**TASK INPUT**
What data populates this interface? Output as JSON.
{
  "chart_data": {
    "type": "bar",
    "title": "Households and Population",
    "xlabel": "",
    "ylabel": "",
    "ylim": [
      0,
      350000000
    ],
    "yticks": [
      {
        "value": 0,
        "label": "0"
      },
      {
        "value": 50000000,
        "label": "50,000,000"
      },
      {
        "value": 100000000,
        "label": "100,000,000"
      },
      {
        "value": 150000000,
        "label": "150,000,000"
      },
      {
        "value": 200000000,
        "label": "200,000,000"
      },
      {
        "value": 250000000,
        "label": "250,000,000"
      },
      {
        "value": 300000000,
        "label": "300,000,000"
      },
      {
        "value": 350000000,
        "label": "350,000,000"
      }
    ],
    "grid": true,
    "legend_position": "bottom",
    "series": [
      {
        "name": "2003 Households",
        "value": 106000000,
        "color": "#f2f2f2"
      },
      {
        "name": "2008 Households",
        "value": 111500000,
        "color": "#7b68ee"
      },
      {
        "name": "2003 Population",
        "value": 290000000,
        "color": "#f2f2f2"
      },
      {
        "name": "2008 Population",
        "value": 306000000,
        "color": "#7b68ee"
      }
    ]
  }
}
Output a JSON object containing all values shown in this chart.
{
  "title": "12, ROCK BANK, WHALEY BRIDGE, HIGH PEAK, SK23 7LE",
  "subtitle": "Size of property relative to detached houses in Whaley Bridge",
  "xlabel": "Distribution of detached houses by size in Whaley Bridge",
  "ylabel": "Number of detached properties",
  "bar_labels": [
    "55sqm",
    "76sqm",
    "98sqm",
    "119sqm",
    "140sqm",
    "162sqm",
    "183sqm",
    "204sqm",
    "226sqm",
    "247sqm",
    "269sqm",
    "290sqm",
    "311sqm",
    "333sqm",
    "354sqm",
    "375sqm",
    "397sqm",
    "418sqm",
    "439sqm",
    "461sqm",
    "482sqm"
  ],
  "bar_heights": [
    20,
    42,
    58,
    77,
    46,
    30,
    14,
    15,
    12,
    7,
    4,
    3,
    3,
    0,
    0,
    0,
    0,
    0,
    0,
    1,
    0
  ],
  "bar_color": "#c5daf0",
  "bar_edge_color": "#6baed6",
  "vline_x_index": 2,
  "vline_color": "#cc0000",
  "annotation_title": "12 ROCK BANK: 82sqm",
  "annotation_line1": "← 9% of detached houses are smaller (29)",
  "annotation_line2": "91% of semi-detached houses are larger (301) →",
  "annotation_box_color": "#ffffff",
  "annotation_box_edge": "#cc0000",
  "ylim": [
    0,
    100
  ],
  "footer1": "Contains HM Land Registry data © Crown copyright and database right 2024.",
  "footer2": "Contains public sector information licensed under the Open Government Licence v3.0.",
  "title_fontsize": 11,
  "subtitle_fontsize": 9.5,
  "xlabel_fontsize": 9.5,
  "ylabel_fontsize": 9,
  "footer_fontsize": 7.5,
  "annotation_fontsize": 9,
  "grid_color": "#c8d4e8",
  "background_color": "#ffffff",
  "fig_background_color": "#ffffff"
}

**GIVEN REQUEST**
Quote the data in full, keeping each word unchanged.

**COMPLETE OUTPUT**
What data populates this interface? Output as JSON.
{
  "chart_data": {
    "type": "bar",
    "title": "Households and Population",
    "xlabel": "",
    "ylabel": "",
    "ylim": [
      0,
      350000000
    ],
    "yticks": [
      {
        "value": 0,
        "label": "0"
      },
      {
        "value": 50000000,
        "label": "50,000,000"
      },
      {
        "value": 100000000,
        "label": "100,000,000"
      },
      {
        "value": 150000000,
        "label": "150,000,000"
      },
      {
        "value": 200000000,
        "label": "200,000,000"
      },
      {
        "value": 250000000,
        "label": "250,000,000"
      },
      {
        "value": 300000000,
        "label": "300,000,000"
      },
      {
        "value": 350000000,
        "label": "350,000,000"
      }
    ],
    "grid": true,
    "legend_position": "bottom",
    "series": [
      {
        "name": "2003 Households",
        "value": 106000000,
        "color": "#f2f2f2"
      },
      {
        "name": "2008 Households",
        "value": 111500000,
        "color": "#7b68ee"
      },
      {
        "name": "2003 Population",
        "value": 290000000,
        "color": "#f2f2f2"
      },
      {
        "name": "2008 Population",
        "value": 306000000,
        "color": "#7b68ee"
      }
    ]
  }
}
Output a JSON object containing all values shown in this chart.
{
  "title": "12, ROCK BANK, WHALEY BRIDGE, HIGH PEAK, SK23 7LE",
  "subtitle": "Size of property relative to detached houses in Whaley Bridge",
  "xlabel": "Distribution of detached houses by size in Whaley Bridge",
  "ylabel": "Number of detached properties",
  "bar_labels": [
    "55sqm",
    "76sqm",
    "98sqm",
    "119sqm",
    "140sqm",
    "162sqm",
    "183sqm",
    "204sqm",
    "226sqm",
    "247sqm",
    "269sqm",
    "290sqm",
    "311sqm",
    "333sqm",
    "354sqm",
    "375sqm",
    "397sqm",
    "418sqm",
    "439sqm",
    "461sqm",
    "482sqm"
  ],
  "bar_heights": [
    20,
    42,
    58,
    77,
    46,
    30,
    14,
    15,
    12,
    7,
    4,
    3,
    3,
    0,
    0,
    0,
    0,
    0,
    0,
    1,
    0
  ],
  "bar_color": "#c5daf0",
  "bar_edge_color": "#6baed6",
  "vline_x_index": 2,
  "vline_color": "#cc0000",
  "annotation_title": "12 ROCK BANK: 82sqm",
  "annotation_line1": "← 9% of detached houses are smaller (29)",
  "annotation_line2": "91% of semi-detached houses are larger (301) →",
  "annotation_box_color": "#ffffff",
  "annotation_box_edge": "#cc0000",
  "ylim": [
    0,
    100
  ],
  "footer1": "Contains HM Land Registry data © Crown copyright and database right 2024.",
  "footer2": "Contains public sector information licensed under the Open Government Licence v3.0.",
  "title_fontsize": 11,
  "subtitle_fontsize": 9.5,
  "xlabel_fontsize": 9.5,
  "ylabel_fontsize": 9,
  "footer_fontsize": 7.5,
  "annotation_fontsize": 9,
  "grid_color": "#c8d4e8",
  "background_color": "#ffffff",
  "fig_background_color": "#ffffff"
}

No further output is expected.